Goal
Here are some records. Copy each one exactly.
── Supplied information
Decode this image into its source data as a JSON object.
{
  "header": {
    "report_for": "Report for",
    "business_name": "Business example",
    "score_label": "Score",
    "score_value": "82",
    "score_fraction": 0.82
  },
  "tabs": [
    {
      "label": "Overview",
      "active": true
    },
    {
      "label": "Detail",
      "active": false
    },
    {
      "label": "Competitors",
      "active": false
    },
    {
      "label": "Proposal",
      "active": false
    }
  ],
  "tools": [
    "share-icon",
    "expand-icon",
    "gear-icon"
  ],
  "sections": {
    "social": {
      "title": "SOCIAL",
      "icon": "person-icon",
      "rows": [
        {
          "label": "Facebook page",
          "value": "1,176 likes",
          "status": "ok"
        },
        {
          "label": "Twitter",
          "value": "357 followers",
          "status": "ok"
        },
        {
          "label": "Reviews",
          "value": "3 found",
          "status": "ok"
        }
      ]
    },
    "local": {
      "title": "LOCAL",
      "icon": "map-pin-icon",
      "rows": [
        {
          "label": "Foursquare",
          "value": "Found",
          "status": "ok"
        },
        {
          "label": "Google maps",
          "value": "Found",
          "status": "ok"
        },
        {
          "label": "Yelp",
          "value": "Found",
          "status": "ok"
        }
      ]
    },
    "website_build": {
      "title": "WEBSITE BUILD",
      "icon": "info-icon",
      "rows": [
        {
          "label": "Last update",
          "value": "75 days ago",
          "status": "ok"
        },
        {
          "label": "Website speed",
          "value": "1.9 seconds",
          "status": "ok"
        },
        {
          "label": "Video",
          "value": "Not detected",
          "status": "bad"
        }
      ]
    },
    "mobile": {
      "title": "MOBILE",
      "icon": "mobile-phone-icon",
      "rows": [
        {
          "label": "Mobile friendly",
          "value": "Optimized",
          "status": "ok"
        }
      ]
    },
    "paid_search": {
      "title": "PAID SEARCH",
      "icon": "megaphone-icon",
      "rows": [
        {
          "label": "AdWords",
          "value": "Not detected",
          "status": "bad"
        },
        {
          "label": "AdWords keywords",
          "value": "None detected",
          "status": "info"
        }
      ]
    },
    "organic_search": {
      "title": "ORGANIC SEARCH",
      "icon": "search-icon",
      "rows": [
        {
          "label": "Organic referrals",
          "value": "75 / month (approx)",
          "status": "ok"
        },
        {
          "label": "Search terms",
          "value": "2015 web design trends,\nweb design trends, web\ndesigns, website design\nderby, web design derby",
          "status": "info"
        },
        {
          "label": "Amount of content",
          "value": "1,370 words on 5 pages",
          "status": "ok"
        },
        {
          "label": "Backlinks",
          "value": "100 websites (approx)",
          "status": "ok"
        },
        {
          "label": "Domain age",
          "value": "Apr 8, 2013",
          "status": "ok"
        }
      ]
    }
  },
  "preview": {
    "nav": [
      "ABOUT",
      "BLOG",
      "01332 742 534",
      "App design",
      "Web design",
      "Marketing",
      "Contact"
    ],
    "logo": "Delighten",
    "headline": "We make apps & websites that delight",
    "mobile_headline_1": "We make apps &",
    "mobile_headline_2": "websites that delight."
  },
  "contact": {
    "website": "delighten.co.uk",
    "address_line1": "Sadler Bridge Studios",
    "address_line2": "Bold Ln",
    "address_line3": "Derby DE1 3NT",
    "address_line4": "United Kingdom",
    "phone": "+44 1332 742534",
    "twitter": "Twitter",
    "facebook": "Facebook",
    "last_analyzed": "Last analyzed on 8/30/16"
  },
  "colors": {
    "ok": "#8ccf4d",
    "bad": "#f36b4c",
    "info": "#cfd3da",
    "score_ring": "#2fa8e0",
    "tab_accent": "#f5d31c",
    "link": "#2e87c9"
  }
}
────
Written solution
Decode this image into its source data as a JSON object.
{
  "header": {
    "report_for": "Report for",
    "business_name": "Business example",
    "score_label": "Score",
    "score_value": "82",
    "score_fraction": 0.82
  },
  "tabs": [
    {
      "label": "Overview",
      "active": true
    },
    {
      "label": "Detail",
      "active": false
    },
    {
      "label": "Competitors",
      "active": false
    },
    {
      "label": "Proposal",
      "active": false
    }
  ],
  "tools": [
    "share-icon",
    "expand-icon",
    "gear-icon"
  ],
  "sections": {
    "social": {
      "title": "SOCIAL",
      "icon": "person-icon",
      "rows": [
        {
          "label": "Facebook page",
          "value": "1,176 likes",
          "status": "ok"
        },
        {
          "label": "Twitter",
          "value": "357 followers",
          "status": "ok"
        },
        {
          "label": "Reviews",
          "value": "3 found",
          "status": "ok"
        }
      ]
    },
    "local": {
      "title": "LOCAL",
      "icon": "map-pin-icon",
      "rows": [
        {
          "label": "Foursquare",
          "value": "Found",
          "status": "ok"
        },
        {
          "label": "Google maps",
          "value": "Found",
          "status": "ok"
        },
        {
          "label": "Yelp",
          "value": "Found",
          "status": "ok"
        }
      ]
    },
    "website_build": {
      "title": "WEBSITE BUILD",
      "icon": "info-icon",
      "rows": [
        {
          "label": "Last update",
          "value": "75 days ago",
          "status": "ok"
        },
        {
          "label": "Website speed",
          "value": "1.9 seconds",
          "status": "ok"
        },
        {
          "label": "Video",
          "value": "Not detected",
          "status": "bad"
        }
      ]
    },
    "mobile": {
      "title": "MOBILE",
      "icon": "mobile-phone-icon",
      "rows": [
        {
          "label": "Mobile friendly",
          "value": "Optimized",
          "status": "ok"
        }
      ]
    },
    "paid_search": {
      "title": "PAID SEARCH",
      "icon": "megaphone-icon",
      "rows": [
        {
          "label": "AdWords",
          "value": "Not detected",
          "status": "bad"
        },
        {
          "label": "AdWords keywords",
          "value": "None detected",
          "status": "info"
        }
      ]
    },
    "organic_search": {
      "title": "ORGANIC SEARCH",
      "icon": "search-icon",
      "rows": [
        {
          "label": "Organic referrals",
          "value": "75 / month (approx)",
          "status": "ok"
        },
        {
          "label": "Search terms",
          "value": "2015 web design trends,\nweb design trends, web\ndesigns, website design\nderby, web design derby",
          "status": "info"
        },
        {
          "label": "Amount of content",
          "value": "1,370 words on 5 pages",
          "status": "ok"
        },
        {
          "label": "Backlinks",
          "value": "100 websites (approx)",
          "status": "ok"
        },
        {
          "label": "Domain age",
          "value": "Apr 8, 2013",
          "status": "ok"
        }
      ]
    }
  },
  "preview": {
    "nav": [
      "ABOUT",
      "BLOG",
      "01332 742 534",
      "App design",
      "Web design",
      "Marketing",
      "Contact"
    ],
    "logo": "Delighten",
    "headline": "We make apps & websites that delight",
    "mobile_headline_1": "We make apps &",
    "mobile_headline_2": "websites that delight."
  },
  "contact": {
    "website": "delighten.co.uk",
    "address_line1": "Sadler Bridge Studios",
    "address_line2": "Bold Ln",
    "address_line3": "Derby DE1 3NT",
    "address_line4": "United Kingdom",
    "phone": "+44 1332 742534",
    "twitter": "Twitter",
    "facebook": "Facebook",
    "last_analyzed": "Last analyzed on 8/30/16"
  },
  "colors": {
    "ok": "#8ccf4d",
    "bad": "#f36b4c",
    "info": "#cfd3da",
    "score_ring": "#2fa8e0",
    "tab_accent": "#f5d31c",
    "link": "#2e87c9"
  }
}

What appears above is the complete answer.